Figure record extracts:
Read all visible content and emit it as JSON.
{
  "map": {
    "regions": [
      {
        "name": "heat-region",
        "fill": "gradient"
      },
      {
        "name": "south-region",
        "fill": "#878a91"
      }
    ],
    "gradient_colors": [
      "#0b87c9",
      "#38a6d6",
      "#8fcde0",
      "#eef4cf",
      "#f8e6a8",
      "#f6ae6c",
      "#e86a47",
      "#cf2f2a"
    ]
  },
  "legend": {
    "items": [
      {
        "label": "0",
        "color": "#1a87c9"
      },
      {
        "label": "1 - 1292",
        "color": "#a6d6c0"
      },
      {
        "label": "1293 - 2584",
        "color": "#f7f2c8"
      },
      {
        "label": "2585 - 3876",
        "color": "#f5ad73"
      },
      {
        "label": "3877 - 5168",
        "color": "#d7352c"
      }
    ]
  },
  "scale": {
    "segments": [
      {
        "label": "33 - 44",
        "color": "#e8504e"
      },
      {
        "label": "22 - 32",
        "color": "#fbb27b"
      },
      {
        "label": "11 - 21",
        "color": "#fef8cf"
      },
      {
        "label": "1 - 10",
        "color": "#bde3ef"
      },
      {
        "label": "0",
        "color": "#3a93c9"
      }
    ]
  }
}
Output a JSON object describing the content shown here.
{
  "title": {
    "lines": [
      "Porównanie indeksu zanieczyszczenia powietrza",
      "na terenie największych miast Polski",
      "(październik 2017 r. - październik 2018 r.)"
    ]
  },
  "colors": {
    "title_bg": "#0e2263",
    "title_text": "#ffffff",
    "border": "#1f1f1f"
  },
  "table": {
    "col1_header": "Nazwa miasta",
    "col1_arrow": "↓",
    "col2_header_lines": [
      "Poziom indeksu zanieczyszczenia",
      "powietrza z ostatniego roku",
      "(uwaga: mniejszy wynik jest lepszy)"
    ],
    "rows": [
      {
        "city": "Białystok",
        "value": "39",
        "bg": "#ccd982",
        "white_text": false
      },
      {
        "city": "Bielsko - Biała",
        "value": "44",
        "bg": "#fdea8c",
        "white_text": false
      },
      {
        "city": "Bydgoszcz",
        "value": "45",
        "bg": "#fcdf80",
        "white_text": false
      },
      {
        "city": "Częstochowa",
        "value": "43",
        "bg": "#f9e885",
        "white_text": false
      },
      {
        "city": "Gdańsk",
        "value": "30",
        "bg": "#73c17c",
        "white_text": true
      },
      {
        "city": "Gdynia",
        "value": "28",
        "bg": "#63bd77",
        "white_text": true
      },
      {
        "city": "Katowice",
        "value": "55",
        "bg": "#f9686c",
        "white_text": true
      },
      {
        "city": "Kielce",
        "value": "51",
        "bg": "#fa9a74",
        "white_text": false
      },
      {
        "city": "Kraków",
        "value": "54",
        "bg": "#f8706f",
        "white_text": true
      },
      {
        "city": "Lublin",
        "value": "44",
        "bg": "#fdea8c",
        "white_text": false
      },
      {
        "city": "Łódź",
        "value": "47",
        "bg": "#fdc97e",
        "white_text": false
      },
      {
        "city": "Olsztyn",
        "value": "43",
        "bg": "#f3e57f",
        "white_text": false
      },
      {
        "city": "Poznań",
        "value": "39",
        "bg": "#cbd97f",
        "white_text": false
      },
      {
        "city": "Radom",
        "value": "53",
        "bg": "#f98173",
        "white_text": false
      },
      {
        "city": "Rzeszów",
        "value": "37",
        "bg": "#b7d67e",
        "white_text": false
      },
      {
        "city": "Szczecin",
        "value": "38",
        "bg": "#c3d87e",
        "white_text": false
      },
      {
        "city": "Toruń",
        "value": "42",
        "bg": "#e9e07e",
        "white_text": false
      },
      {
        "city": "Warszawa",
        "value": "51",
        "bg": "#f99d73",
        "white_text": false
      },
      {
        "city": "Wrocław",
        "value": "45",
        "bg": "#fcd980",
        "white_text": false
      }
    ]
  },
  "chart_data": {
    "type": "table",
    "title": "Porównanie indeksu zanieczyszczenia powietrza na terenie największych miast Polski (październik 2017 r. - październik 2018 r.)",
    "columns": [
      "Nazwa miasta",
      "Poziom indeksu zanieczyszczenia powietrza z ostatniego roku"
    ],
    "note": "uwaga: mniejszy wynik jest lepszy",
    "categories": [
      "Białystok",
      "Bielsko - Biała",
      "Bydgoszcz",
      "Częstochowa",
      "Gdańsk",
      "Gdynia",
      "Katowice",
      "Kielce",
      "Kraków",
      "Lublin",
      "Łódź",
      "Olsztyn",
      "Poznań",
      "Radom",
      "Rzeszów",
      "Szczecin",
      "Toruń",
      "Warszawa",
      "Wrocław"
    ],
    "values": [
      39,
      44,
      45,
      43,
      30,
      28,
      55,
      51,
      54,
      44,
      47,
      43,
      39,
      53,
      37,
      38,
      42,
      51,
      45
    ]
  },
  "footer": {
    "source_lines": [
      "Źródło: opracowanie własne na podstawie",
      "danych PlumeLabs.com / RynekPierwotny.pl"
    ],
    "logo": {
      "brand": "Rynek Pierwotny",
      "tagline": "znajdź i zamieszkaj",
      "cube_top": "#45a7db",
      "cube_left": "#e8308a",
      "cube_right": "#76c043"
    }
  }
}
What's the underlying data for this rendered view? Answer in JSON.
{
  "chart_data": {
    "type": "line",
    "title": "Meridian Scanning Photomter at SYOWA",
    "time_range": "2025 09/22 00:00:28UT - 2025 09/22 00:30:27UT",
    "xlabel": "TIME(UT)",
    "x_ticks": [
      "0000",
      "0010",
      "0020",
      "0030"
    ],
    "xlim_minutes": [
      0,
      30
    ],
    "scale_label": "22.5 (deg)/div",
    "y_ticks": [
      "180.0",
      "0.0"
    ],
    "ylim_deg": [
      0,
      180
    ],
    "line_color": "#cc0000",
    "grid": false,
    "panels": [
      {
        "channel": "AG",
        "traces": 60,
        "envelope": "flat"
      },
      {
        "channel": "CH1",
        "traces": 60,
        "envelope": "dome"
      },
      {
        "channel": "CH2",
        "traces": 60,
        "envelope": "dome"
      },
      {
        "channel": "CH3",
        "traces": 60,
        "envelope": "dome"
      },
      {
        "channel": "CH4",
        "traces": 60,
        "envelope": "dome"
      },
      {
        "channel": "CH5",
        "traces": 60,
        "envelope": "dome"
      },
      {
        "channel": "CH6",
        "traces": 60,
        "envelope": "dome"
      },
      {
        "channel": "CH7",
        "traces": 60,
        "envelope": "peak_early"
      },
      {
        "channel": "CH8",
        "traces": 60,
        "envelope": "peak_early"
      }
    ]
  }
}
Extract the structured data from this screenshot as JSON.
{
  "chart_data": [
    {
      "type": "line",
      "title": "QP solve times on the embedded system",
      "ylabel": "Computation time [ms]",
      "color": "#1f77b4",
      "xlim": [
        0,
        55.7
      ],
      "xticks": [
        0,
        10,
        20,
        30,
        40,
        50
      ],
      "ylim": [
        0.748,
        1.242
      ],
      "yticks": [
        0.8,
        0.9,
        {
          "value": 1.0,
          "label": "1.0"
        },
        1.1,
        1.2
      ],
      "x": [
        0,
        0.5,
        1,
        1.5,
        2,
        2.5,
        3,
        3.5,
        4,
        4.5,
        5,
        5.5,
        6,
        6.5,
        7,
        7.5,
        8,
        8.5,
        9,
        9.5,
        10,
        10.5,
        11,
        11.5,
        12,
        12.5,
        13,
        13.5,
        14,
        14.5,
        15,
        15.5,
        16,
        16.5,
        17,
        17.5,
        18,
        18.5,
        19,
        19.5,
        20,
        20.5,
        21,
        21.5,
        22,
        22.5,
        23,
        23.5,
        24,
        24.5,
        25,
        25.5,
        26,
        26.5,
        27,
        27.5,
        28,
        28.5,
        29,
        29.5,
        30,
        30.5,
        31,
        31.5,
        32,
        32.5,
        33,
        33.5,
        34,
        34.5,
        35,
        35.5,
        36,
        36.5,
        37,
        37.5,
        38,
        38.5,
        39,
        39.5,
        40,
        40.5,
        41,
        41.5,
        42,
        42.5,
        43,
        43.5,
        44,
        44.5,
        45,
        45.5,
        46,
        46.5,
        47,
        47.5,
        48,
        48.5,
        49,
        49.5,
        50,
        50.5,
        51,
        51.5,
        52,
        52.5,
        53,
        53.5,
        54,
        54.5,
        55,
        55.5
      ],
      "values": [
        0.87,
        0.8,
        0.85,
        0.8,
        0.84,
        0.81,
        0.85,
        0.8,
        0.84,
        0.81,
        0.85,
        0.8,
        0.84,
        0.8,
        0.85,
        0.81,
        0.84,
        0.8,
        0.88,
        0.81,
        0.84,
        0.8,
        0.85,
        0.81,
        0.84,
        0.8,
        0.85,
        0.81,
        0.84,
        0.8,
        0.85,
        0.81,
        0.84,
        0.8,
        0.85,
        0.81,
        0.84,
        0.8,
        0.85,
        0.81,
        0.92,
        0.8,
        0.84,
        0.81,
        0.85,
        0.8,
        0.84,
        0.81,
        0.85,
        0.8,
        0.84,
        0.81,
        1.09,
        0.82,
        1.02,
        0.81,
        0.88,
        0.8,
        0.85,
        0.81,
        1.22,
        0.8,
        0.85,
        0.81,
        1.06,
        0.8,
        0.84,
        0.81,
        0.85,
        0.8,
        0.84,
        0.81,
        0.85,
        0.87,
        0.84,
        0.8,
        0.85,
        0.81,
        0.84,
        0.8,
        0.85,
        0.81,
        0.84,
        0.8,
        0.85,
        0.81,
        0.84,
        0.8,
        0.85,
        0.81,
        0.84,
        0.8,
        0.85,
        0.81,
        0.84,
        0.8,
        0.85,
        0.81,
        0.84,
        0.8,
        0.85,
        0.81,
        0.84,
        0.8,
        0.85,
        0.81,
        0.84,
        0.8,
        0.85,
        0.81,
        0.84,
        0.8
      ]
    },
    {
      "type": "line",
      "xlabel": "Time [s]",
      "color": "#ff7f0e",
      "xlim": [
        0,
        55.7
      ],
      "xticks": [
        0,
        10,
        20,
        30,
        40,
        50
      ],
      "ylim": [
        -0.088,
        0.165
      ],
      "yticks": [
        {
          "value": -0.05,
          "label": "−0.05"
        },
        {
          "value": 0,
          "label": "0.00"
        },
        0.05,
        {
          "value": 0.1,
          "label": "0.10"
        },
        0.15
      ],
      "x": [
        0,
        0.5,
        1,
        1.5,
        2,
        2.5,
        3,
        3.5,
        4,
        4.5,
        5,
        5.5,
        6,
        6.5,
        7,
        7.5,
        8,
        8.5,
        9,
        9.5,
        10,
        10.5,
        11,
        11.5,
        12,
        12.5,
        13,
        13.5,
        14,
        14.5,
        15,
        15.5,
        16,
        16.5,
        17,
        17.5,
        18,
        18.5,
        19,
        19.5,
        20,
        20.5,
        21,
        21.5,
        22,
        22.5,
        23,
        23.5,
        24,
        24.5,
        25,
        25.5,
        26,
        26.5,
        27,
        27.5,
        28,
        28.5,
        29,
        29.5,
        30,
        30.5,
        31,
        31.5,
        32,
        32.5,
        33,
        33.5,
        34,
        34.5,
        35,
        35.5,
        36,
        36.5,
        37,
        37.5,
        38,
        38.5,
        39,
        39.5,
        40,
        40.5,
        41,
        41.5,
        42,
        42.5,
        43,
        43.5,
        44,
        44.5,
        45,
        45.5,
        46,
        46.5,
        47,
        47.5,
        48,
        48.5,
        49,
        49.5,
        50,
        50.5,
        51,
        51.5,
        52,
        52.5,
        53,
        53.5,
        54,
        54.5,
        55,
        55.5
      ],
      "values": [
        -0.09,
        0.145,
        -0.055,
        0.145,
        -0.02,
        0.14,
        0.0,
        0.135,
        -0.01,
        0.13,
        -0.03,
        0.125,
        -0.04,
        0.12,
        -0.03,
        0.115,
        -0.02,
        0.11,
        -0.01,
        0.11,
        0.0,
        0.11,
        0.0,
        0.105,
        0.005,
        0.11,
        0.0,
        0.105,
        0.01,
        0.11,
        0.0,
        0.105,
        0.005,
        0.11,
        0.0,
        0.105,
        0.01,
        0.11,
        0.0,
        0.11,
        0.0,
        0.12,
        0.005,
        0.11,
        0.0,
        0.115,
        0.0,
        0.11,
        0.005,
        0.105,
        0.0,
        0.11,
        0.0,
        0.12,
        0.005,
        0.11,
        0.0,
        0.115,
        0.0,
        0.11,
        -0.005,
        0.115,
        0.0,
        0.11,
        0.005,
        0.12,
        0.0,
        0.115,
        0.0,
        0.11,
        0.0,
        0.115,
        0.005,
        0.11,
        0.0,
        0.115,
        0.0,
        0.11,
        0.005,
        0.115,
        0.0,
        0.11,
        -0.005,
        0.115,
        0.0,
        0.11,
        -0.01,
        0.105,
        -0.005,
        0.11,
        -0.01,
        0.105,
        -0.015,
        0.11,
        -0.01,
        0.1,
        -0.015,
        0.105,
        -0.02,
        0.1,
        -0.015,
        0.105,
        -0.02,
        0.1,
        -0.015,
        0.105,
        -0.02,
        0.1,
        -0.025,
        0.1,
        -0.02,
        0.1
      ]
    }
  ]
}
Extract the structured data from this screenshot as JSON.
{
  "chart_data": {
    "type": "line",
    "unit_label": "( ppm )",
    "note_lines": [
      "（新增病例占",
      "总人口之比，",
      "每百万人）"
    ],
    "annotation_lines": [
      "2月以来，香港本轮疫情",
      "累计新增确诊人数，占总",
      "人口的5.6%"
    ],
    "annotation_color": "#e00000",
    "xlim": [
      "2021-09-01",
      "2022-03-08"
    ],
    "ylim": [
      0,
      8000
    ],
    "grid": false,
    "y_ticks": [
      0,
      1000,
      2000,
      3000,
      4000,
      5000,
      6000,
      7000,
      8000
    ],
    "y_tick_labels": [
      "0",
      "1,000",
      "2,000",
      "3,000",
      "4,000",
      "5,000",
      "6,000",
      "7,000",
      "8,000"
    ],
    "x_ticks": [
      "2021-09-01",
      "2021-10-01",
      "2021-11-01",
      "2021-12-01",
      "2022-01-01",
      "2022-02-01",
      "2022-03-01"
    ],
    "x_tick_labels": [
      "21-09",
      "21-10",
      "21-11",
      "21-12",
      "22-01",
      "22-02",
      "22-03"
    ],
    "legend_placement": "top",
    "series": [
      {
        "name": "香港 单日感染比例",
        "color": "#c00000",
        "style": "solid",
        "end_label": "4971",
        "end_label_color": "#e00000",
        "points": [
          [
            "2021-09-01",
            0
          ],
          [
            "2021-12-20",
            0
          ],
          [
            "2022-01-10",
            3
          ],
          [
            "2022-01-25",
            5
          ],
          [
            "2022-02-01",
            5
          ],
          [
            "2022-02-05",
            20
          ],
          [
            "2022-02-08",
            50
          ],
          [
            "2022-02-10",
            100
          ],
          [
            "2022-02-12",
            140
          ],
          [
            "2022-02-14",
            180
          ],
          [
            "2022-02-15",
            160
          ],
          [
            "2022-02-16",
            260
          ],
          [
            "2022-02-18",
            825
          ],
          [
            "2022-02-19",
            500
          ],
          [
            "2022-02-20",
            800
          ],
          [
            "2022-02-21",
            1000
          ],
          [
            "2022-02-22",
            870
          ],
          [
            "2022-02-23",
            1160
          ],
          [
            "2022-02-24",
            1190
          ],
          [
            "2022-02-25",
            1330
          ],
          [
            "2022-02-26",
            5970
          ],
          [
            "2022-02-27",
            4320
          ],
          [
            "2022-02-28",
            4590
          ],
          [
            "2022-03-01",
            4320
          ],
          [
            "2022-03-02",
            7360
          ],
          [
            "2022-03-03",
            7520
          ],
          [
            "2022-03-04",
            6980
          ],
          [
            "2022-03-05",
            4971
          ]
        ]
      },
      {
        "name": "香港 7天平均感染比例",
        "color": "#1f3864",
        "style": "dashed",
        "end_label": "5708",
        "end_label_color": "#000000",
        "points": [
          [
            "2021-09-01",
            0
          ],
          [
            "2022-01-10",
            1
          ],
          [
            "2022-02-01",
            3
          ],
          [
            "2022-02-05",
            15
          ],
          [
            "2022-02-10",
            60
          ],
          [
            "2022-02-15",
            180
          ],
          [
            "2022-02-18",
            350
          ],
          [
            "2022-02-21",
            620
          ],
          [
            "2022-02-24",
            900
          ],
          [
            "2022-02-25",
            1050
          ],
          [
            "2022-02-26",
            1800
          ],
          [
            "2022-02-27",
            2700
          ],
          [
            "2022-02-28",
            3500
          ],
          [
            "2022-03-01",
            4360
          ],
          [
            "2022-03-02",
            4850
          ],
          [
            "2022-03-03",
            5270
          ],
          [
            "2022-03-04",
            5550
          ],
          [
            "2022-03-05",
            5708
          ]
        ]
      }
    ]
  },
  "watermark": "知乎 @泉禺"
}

» The exercise:
Select every line where the word "Porównanie" occurs.

» Solution for this exercise:
      "Porównanie indeksu zanieczyszczenia powietrza",
    "title": "Porównanie indeksu zanieczyszczenia powietrza na terenie największych miast Polski (październik 2017 r. - październik 2018 r.)",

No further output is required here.